VII. ÍNDOLE ESCATOLÓGICA DA IGREJA PEREGRINA E UNIÃO DA MESMA COM A IGREJA CELESTE

Índole escatológica da nossa vocação na Igreja

48. A Igreja, à qual somos todos chamados em Jesus Cristo e na qual pela graça de Deus adquirimos a santidade, só será consumada na glória celeste, quando chegar o tempo da restauração de todas as coisas (At 3,21); e, como o gênero humano, também o mundo inteiro, que está unido intimamente ao homem e por ele atinge o seu fim, será totalmente renovado em Cristo (cf. Ef 1,10; Cl 1,20; 2Pd 3,10-13).

Quando foi levantado da terra, Cristo atraiu a si todos os homens (cf. Jo 12,32 grego); ressuscitado de entre os mortos (cf. Rm 6,9), enviou sobre os apóstolos o seu Espírito vivificador e, por meio dele, constituiu o seu corpo, que é a Igreja, como sacramento universal de salvação; sentado à direita do Pai, atua continuamente no mundo para conduzir os homens à Igreja e por ela os unir mais estreitamente a si, e para, alimentando os com o próprio corpo e sangue, os tornar participantes de sua vida gloriosa. A prometida restauração, que esperamos, começou já em Cristo, foi impulsionada com a vinda do Espírito Santo, e continua por meio dele na Igreja - que nos faz descobrir na fé o sentido da própria vida temporal - à medida que vamos realizando, com esperança nos bens futuros, a obra que o Pai nos confiou no mundo, e vamos operando a nossa salvação (cf. Fl 2,12).

Já chegamos, portanto, ao fim dos tempos (cf. 1Cor 10,11), a renovação do mundo está irrevogavelmente decretada e vai-se realizando de certo modo já neste mundo: de fato, a Igreja possui já na terra uma santidade verdadeira, embora imperfeita. Até que haja céus novos e nova terra, em que habite a justiça (cf. 2Pd 3,13), a Igreja peregrina leva consigo - nos seus sacramentos e nas suas instituições, que pertencem à idade presente - a figura deste mundo que passa. Vive entre as criaturas, que gemem e sofrem as dores do parto até agora, suspirando pela manifestação dos filhos de Deus (cf. Rm 8,19-22).

DADOS FORNECIDOS:
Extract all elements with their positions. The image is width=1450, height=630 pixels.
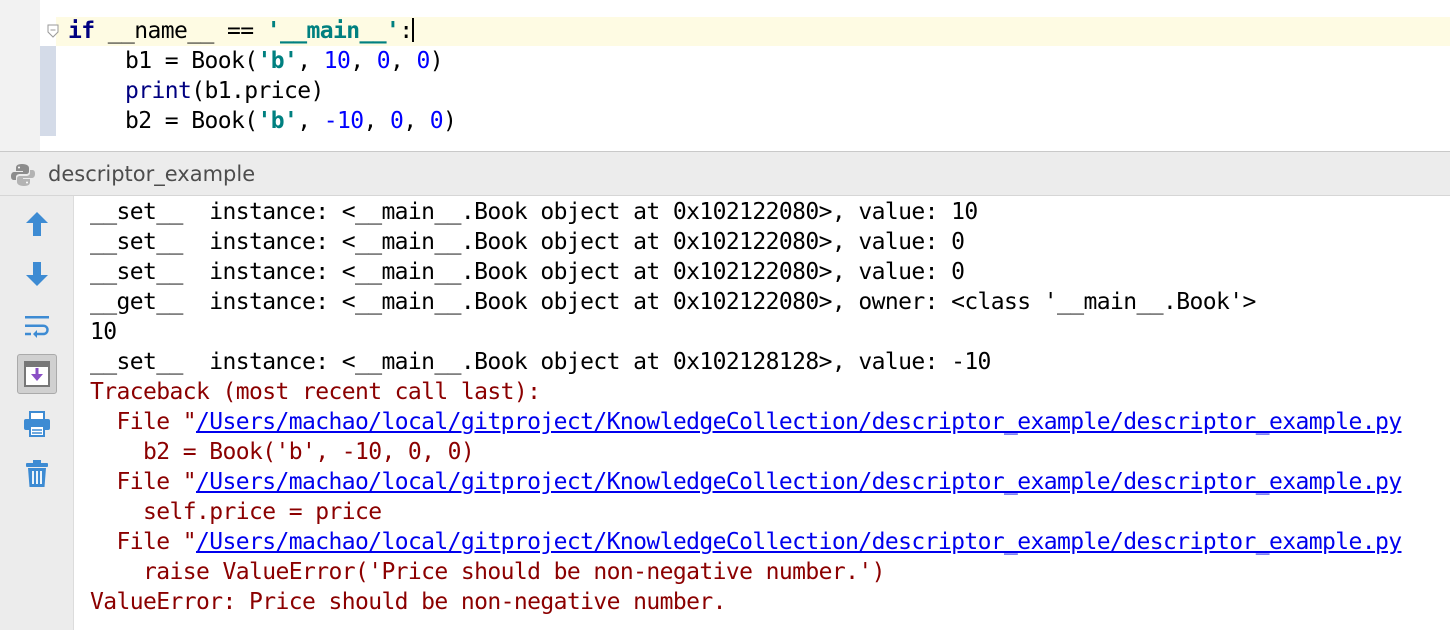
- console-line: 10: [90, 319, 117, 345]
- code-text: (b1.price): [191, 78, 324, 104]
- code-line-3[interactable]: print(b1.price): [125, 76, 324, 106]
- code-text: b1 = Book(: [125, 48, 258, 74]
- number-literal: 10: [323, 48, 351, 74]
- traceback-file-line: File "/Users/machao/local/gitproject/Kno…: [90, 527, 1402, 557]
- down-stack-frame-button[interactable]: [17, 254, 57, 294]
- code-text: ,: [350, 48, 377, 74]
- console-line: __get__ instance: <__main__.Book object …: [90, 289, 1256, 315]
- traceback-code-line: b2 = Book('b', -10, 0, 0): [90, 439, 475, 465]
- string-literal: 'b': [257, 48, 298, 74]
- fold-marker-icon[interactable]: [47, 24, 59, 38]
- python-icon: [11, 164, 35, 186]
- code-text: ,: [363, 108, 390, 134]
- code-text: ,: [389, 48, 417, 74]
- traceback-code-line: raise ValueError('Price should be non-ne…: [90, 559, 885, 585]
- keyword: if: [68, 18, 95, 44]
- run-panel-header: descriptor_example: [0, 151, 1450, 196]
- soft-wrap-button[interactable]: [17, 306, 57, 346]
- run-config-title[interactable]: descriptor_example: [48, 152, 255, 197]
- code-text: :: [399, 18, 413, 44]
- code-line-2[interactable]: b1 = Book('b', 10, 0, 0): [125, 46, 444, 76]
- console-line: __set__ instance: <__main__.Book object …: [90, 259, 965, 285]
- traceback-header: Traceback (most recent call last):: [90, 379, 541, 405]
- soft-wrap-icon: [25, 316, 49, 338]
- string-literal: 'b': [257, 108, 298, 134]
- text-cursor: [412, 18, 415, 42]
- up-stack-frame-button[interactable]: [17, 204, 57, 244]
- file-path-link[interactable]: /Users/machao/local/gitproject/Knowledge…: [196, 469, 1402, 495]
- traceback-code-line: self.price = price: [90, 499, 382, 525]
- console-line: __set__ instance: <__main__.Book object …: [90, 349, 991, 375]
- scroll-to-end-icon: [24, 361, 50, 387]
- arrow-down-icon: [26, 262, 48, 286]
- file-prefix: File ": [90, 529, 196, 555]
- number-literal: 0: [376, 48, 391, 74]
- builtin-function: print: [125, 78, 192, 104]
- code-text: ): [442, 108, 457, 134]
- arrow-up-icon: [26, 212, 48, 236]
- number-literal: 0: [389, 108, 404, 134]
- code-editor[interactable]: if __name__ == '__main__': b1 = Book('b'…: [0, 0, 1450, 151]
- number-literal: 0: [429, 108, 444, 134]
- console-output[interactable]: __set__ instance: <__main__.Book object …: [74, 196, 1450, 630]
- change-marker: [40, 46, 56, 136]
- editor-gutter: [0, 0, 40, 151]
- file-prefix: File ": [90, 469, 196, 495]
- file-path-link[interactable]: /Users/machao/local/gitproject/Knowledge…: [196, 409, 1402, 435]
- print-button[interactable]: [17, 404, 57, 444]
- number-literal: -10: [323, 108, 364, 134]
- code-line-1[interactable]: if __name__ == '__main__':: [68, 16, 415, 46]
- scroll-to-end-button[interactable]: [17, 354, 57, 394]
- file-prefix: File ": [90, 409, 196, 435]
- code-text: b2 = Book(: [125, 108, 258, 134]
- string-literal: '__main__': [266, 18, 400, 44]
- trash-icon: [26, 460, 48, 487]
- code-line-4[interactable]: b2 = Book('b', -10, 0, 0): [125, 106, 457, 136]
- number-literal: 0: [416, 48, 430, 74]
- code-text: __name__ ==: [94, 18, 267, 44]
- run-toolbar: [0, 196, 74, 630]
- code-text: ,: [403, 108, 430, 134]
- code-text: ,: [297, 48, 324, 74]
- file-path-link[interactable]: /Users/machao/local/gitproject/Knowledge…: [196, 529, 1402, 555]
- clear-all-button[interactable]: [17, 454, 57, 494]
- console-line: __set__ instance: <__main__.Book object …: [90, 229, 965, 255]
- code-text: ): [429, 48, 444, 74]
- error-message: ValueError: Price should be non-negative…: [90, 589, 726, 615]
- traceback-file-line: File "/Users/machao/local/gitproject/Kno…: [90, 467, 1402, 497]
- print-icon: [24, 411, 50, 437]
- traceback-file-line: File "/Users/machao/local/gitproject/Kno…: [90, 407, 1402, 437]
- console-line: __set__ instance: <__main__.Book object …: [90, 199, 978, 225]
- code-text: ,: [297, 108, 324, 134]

TAREFAS A REALIZAR:
[1] No texto citado, quais referências bíblicas aparecem no parágrafo que começa com "48. A Igreja"? Liste todas.
[2] Segundo o texto citado, que tipo de santidade a Igreja já possui na terra?

RESPOSTAS ÀS TAREFAS:
[1] At 3,21; Ef 1,10; Cl 1,20; 2Pd 3,10-13

[2] Uma santidade verdadeira, embora imperfeita.